(Stored entries)
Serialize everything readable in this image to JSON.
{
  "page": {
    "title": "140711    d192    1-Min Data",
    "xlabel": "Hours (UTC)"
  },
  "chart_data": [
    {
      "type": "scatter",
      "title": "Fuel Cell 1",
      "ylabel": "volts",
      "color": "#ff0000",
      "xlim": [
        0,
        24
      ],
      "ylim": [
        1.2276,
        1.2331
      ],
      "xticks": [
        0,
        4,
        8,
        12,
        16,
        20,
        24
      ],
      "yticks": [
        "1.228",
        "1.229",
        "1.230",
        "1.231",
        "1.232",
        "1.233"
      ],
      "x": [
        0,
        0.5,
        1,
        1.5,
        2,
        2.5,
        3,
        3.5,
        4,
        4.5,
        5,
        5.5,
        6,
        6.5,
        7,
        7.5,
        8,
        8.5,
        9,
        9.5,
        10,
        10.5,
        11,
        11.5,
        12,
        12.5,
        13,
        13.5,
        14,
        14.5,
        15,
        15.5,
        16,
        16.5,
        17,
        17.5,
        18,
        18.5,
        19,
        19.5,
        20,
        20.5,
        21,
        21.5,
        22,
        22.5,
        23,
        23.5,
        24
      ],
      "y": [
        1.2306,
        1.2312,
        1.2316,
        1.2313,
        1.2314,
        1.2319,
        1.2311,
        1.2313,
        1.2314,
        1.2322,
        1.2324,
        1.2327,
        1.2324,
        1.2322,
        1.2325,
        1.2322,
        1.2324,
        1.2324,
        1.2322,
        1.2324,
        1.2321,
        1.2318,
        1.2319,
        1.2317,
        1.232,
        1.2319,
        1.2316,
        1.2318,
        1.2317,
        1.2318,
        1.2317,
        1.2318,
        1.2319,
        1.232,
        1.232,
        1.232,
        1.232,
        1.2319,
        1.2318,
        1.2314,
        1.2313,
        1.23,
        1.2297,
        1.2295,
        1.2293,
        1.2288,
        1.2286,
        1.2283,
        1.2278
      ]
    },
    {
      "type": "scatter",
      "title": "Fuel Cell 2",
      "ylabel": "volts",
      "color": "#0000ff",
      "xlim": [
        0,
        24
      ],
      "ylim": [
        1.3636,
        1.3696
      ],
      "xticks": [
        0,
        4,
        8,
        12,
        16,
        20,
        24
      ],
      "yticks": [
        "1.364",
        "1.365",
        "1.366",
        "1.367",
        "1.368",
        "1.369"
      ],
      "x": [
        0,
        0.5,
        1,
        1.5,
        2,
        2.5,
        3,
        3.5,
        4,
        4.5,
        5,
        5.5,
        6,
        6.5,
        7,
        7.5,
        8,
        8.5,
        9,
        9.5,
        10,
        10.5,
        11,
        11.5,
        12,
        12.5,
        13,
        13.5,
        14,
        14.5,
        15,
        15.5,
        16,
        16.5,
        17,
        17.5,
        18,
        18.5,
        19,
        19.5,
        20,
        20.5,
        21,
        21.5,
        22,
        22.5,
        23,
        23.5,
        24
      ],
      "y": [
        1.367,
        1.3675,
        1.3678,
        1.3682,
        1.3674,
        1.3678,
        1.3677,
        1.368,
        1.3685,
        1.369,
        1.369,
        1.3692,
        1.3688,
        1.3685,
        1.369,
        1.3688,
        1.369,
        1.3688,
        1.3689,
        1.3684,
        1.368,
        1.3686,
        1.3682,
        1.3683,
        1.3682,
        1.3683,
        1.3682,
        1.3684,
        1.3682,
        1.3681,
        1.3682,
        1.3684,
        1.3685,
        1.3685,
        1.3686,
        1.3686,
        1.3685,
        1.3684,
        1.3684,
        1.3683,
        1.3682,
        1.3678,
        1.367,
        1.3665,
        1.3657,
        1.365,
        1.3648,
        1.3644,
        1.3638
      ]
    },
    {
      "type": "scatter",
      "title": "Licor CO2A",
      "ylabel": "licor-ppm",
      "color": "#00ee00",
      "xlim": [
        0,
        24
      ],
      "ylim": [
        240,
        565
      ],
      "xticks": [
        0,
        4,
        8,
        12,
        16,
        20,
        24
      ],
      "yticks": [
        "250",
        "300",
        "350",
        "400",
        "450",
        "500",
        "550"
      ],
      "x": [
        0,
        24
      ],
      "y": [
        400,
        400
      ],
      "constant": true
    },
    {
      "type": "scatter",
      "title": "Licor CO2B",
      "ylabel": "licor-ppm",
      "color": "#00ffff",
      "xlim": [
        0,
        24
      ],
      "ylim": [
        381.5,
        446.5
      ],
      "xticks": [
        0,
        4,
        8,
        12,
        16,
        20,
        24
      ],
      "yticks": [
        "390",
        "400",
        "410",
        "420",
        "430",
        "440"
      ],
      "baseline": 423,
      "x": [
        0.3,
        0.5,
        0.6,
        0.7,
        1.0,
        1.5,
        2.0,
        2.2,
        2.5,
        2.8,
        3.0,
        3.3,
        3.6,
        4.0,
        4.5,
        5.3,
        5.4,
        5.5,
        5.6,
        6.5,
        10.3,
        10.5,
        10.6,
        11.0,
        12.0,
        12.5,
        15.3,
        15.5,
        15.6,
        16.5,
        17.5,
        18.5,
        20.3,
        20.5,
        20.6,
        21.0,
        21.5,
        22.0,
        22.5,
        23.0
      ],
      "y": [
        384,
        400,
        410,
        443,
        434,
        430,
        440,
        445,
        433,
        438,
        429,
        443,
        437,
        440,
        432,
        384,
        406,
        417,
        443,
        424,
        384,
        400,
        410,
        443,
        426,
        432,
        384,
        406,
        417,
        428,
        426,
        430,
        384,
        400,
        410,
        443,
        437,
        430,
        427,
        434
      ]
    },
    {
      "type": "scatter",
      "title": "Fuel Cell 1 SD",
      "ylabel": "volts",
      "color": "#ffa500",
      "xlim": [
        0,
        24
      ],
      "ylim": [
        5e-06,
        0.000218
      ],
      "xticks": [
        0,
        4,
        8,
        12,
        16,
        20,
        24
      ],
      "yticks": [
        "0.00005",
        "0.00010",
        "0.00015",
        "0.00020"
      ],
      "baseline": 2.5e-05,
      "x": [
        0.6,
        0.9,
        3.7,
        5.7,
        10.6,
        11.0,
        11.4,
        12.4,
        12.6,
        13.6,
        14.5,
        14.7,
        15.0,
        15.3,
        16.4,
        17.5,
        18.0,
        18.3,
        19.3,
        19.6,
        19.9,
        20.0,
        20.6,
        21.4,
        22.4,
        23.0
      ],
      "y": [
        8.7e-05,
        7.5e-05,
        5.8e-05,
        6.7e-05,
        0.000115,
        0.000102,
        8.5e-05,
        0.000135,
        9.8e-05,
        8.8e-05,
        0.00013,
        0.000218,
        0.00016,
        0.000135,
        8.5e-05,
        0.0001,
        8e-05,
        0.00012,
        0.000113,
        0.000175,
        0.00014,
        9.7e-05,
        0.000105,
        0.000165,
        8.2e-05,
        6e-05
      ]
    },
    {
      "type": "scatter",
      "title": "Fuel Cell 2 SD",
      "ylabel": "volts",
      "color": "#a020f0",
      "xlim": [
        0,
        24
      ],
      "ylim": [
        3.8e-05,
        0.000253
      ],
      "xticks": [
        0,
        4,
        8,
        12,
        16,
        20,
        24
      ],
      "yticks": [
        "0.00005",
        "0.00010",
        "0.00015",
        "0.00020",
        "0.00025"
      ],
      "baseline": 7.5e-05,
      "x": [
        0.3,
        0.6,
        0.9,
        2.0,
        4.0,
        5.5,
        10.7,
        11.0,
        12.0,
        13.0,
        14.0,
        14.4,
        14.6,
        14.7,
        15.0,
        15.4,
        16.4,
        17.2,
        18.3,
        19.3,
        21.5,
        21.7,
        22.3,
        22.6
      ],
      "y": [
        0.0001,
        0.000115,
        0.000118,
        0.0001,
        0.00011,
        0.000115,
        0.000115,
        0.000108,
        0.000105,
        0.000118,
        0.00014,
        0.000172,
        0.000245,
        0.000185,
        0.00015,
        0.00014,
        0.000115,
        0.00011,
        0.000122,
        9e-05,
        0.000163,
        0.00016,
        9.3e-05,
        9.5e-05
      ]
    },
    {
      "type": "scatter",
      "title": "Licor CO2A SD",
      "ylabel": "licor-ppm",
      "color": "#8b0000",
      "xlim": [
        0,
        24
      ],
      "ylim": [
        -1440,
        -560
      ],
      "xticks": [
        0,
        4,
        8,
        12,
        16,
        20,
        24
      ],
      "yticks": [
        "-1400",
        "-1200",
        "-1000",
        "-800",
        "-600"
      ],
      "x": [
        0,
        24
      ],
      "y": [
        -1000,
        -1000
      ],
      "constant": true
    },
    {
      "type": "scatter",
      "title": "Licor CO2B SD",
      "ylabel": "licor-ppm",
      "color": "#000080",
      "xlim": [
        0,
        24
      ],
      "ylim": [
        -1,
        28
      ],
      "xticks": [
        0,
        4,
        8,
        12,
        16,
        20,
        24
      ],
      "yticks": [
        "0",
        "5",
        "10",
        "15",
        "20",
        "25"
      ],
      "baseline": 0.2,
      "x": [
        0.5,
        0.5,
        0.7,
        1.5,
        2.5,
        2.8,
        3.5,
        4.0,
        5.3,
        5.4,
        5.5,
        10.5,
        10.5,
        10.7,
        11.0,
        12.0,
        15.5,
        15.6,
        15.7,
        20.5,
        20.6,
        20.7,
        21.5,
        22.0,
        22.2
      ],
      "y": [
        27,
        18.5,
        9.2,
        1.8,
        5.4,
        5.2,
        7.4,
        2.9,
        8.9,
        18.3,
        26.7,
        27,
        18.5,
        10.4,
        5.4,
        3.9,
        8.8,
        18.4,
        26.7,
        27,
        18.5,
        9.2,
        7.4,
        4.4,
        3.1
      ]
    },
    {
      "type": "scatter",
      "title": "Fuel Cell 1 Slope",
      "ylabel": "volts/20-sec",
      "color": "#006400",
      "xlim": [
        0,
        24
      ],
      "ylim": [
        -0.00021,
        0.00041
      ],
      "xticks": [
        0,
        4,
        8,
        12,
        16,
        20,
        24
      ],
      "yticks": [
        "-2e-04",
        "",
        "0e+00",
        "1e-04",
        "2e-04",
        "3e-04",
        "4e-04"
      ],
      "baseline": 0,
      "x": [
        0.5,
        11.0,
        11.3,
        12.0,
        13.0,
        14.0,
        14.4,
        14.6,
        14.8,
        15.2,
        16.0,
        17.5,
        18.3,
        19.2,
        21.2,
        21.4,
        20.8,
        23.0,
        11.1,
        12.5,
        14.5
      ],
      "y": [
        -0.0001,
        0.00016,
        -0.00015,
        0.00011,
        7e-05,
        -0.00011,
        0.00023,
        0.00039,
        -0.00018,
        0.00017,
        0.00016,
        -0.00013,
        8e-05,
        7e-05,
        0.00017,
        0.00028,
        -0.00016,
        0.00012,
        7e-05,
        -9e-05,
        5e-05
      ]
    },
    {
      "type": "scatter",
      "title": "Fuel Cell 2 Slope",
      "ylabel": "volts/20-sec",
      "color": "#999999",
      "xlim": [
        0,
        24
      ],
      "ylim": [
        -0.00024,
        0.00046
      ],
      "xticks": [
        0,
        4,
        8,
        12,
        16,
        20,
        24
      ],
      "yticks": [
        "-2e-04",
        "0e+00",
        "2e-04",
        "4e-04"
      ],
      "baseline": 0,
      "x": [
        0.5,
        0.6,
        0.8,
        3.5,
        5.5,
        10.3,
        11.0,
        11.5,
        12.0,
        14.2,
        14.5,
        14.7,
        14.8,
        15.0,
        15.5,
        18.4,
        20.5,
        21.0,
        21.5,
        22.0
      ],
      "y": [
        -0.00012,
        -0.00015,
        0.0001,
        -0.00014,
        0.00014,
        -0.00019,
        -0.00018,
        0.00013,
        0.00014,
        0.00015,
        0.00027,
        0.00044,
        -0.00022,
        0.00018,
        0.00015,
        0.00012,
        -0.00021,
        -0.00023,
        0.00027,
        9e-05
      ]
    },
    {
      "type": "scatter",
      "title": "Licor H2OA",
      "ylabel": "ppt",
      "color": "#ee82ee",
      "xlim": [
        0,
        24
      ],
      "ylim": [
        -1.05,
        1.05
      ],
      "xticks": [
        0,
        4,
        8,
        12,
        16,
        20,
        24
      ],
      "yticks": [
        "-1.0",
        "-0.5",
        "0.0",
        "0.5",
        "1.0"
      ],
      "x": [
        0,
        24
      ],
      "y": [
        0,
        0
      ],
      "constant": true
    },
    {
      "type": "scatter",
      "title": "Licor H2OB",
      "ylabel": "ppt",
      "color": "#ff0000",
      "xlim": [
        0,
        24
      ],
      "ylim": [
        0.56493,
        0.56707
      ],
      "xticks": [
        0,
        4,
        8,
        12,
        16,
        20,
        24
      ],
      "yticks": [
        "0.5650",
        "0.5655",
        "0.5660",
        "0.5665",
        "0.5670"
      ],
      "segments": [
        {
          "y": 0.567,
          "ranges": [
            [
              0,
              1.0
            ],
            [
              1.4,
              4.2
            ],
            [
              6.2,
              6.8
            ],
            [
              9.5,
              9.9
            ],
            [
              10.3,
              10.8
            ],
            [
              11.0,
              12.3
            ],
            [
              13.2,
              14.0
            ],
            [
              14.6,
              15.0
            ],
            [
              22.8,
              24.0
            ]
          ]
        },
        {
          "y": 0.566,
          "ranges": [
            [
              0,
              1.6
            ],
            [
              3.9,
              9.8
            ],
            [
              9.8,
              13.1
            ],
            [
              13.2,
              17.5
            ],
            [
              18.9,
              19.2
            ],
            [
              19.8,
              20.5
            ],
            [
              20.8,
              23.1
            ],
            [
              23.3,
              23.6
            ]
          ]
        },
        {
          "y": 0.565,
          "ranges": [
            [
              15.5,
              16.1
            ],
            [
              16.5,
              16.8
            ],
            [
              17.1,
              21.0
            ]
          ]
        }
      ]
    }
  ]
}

• SET TASK:
From the listing above, pick out each line where the word "Cell" appears.

• ANSWER:
      "title": "Fuel Cell 1",
      "title": "Fuel Cell 2",
      "title": "Fuel Cell 1 SD",
      "title": "Fuel Cell 2 SD",
      "title": "Fuel Cell 1 Slope",
      "title": "Fuel Cell 2 Slope",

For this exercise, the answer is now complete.